▸ **Extract**
:::
Top – a Semi-circular arch – Bottom - a Segmented arch

I am not an architect but I find it hard to believe that the shape of the arches can offer any clues as to the when the Nun's Well was constructed. The arches used could be described as either Semi-circular or segmented ones. Both were apparently 'invented' by the Romans. The first was perhaps 'the' original arch, the second used for the first time around the 1st C BC. As these styles can be found all over Spain on buildings known to have been built by either Romans, Visigoths, Moors or Christians there is really no way of dating the place from them.

Ancient Jewish Mikveh
However, Vallejo does offer another interesting theory. He suggests that the Nuns' Well was a bath, but that it was of Jewish rather than Moorish origin. In other words, the place was a traditional Jewish Mikveh.


A traditional Jewish Mikve or Mikvah

The main similarities between a mikveh and the Nuns' Well can be summarised as follows.
:::
▸ **Extracted entries**
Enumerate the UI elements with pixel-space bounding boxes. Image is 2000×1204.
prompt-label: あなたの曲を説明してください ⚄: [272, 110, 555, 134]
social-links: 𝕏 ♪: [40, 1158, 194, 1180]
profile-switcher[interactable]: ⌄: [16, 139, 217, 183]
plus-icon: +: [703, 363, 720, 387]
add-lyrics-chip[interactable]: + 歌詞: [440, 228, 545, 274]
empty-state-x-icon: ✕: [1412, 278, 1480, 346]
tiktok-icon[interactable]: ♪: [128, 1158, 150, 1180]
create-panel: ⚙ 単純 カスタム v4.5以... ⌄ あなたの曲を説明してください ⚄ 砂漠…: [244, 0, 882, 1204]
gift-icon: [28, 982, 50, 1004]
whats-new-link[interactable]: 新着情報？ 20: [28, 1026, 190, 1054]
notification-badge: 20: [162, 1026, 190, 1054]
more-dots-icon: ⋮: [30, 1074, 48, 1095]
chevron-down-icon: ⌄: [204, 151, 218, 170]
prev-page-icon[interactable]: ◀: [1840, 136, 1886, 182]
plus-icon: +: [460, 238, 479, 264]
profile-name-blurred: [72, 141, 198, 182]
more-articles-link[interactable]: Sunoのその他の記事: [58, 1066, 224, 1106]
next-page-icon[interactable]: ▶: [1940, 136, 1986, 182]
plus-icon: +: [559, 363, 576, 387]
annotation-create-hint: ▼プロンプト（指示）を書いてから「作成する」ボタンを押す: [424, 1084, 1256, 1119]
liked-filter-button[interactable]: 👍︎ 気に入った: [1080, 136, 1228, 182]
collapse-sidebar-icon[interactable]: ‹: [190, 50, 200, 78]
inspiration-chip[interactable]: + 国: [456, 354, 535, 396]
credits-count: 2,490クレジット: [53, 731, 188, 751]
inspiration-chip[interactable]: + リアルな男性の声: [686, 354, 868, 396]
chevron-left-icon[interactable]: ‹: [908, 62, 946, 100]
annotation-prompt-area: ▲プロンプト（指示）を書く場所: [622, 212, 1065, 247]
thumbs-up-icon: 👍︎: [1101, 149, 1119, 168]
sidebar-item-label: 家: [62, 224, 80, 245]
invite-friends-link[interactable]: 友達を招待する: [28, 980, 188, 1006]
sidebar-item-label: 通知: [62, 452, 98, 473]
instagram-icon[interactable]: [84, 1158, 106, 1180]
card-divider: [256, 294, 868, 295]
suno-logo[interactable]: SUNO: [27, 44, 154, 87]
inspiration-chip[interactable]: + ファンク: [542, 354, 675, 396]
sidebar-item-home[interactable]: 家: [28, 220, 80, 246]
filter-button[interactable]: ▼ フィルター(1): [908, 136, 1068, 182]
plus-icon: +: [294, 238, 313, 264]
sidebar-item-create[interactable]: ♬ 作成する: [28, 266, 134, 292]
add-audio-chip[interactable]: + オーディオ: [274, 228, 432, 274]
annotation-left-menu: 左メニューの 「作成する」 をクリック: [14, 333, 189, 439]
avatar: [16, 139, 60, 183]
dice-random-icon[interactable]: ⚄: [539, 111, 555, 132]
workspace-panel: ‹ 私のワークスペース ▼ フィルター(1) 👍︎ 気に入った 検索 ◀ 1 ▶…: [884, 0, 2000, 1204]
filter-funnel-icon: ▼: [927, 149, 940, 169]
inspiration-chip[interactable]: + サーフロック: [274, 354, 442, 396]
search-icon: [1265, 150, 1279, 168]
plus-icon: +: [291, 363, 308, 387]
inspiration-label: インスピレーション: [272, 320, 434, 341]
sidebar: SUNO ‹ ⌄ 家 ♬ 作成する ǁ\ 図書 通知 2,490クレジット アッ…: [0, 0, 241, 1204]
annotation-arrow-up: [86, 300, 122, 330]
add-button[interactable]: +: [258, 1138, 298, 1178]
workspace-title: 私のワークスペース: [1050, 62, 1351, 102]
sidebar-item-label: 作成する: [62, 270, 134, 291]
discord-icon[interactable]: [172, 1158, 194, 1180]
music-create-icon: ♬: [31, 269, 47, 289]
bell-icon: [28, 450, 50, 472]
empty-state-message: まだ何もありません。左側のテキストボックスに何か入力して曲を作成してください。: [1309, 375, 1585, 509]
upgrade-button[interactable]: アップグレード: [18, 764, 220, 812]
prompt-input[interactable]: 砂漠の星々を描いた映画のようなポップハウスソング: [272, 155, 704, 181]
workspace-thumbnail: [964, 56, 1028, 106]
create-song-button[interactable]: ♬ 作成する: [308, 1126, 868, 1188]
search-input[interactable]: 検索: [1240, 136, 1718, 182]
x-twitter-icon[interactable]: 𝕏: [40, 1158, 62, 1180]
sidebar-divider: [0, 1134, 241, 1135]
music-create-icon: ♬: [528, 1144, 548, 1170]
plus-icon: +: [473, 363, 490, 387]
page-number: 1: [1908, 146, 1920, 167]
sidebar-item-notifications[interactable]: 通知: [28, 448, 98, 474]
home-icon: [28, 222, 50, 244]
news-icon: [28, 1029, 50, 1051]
:::
▸ **What you will do**
1. List the peoples that the Nuns' Well text names as builders of structures across Spain that use these arch styles.
2. Write out the rows from the first line of the rows through the line with "chevron-down-icon: ⌄: [204, 151, 218, 170]", including both.
The rows have nothing to do with the text about the Nuns' Well.

▸ **Answers to each task**
1. Romans, Visigoths, Moors, Christians

2.
Enumerate the UI elements with pixel-space bounding boxes. Image is 2000×1204.
prompt-label: あなたの曲を説明してください ⚄: [272, 110, 555, 134]
social-links: 𝕏 ♪: [40, 1158, 194, 1180]
profile-switcher[interactable]: ⌄: [16, 139, 217, 183]
plus-icon: +: [703, 363, 720, 387]
add-lyrics-chip[interactable]: + 歌詞: [440, 228, 545, 274]
empty-state-x-icon: ✕: [1412, 278, 1480, 346]
tiktok-icon[interactable]: ♪: [128, 1158, 150, 1180]
create-panel: ⚙ 単純 カスタム v4.5以... ⌄ あなたの曲を説明してください ⚄ 砂漠…: [244, 0, 882, 1204]
gift-icon: [28, 982, 50, 1004]
whats-new-link[interactable]: 新着情報？ 20: [28, 1026, 190, 1054]
notification-badge: 20: [162, 1026, 190, 1054]
more-dots-icon: ⋮: [30, 1074, 48, 1095]
chevron-down-icon: ⌄: [204, 151, 218, 170]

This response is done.